> Task to carry out: In the listing below, reproduce every line from the one containing "y-axis-title: Tasa de" down to the one containing "point xyxy=(282,508,290,515)", with both of those lines included.

Image element box listing

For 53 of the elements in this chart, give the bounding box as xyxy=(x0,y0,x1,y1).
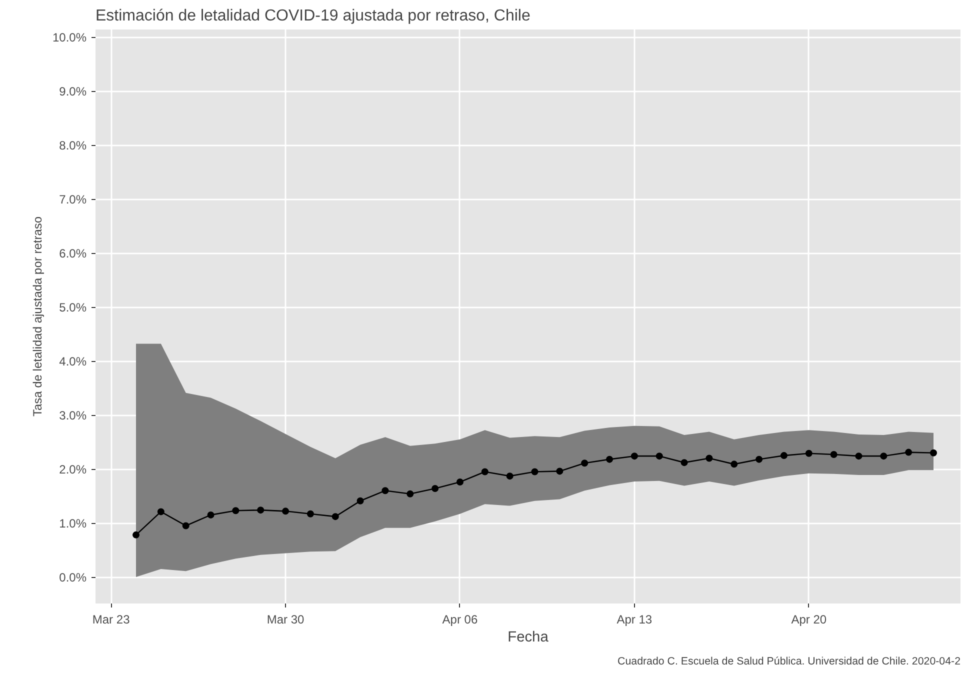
y-axis-title: Tasa de letalidad ajustada por retraso xyxy=(30,216,44,417)
point xyxy=(905,448,912,456)
point xyxy=(706,454,713,462)
text: Cuadrado C. Escuela de Salud Pública. Universidad de Chile. 2020-04-2 xyxy=(618,656,961,668)
x-tick-label: Apr 20 xyxy=(791,612,827,626)
y-tick-label: 4.0% xyxy=(59,354,87,369)
point xyxy=(182,522,190,530)
x-axis-title: Fecha xyxy=(508,630,550,646)
point xyxy=(880,452,888,460)
y-tick-label: 3.0% xyxy=(59,408,87,423)
point xyxy=(855,452,862,460)
x-tick-label: Mar 30 xyxy=(266,612,305,626)
chart-title: Estimación de letalidad COVID-19 ajustada por retraso, Chile xyxy=(96,8,530,24)
point xyxy=(382,487,389,494)
point xyxy=(930,449,937,456)
x-tick-label: Apr 06 xyxy=(442,612,478,626)
point xyxy=(356,497,364,504)
point xyxy=(232,507,240,514)
point xyxy=(257,506,264,514)
point xyxy=(805,450,812,457)
point xyxy=(780,452,788,460)
y-tick-label: 5.0% xyxy=(59,300,87,315)
point xyxy=(581,460,588,467)
y-tick-label: 9.0% xyxy=(59,84,87,99)
point xyxy=(531,468,538,476)
point xyxy=(207,511,214,518)
point xyxy=(630,452,638,460)
point xyxy=(332,513,339,520)
point xyxy=(680,459,688,466)
point xyxy=(282,508,290,515)
point xyxy=(830,450,838,458)
x-tick-label: Mar 23 xyxy=(92,612,130,626)
y-tick-label: 2.0% xyxy=(59,462,87,477)
point xyxy=(456,478,464,486)
point xyxy=(406,490,414,498)
y-tick-label: 10.0% xyxy=(52,30,87,45)
point xyxy=(506,472,514,480)
point xyxy=(481,468,488,476)
point xyxy=(306,510,314,518)
y-tick-label: 0.0% xyxy=(59,570,87,585)
y-tick-label: 7.0% xyxy=(59,192,87,207)
point xyxy=(730,460,738,468)
x-tick-label: Apr 13 xyxy=(616,612,652,626)
point xyxy=(132,531,140,538)
point xyxy=(556,468,564,475)
y-tick-label: 6.0% xyxy=(59,246,87,261)
point xyxy=(656,452,663,460)
point xyxy=(756,456,763,463)
y-tick-label: 8.0% xyxy=(59,138,87,153)
y-tick-label: 1.0% xyxy=(59,516,87,531)
point xyxy=(606,456,614,463)
point xyxy=(432,484,439,492)
point xyxy=(157,508,164,516)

> Response to the task:
y-axis-title: Tasa de letalidad ajustada por retraso xyxy=(30,216,44,417)
point xyxy=(905,448,912,456)
point xyxy=(706,454,713,462)
text: Cuadrado C. Escuela de Salud Pública. Universidad de Chile. 2020-04-2 xyxy=(618,656,961,668)
x-tick-label: Apr 20 xyxy=(791,612,827,626)
y-tick-label: 4.0% xyxy=(59,354,87,369)
point xyxy=(182,522,190,530)
x-axis-title: Fecha xyxy=(508,630,550,646)
point xyxy=(880,452,888,460)
y-tick-label: 3.0% xyxy=(59,408,87,423)
point xyxy=(855,452,862,460)
x-tick-label: Mar 30 xyxy=(266,612,305,626)
chart-title: Estimación de letalidad COVID-19 ajustada por retraso, Chile xyxy=(96,8,530,24)
point xyxy=(382,487,389,494)
point xyxy=(930,449,937,456)
x-tick-label: Apr 06 xyxy=(442,612,478,626)
point xyxy=(356,497,364,504)
point xyxy=(232,507,240,514)
point xyxy=(257,506,264,514)
point xyxy=(805,450,812,457)
point xyxy=(780,452,788,460)
y-tick-label: 5.0% xyxy=(59,300,87,315)
point xyxy=(581,460,588,467)
y-tick-label: 9.0% xyxy=(59,84,87,99)
point xyxy=(531,468,538,476)
point xyxy=(207,511,214,518)
point xyxy=(630,452,638,460)
point xyxy=(332,513,339,520)
point xyxy=(680,459,688,466)
point xyxy=(282,508,290,515)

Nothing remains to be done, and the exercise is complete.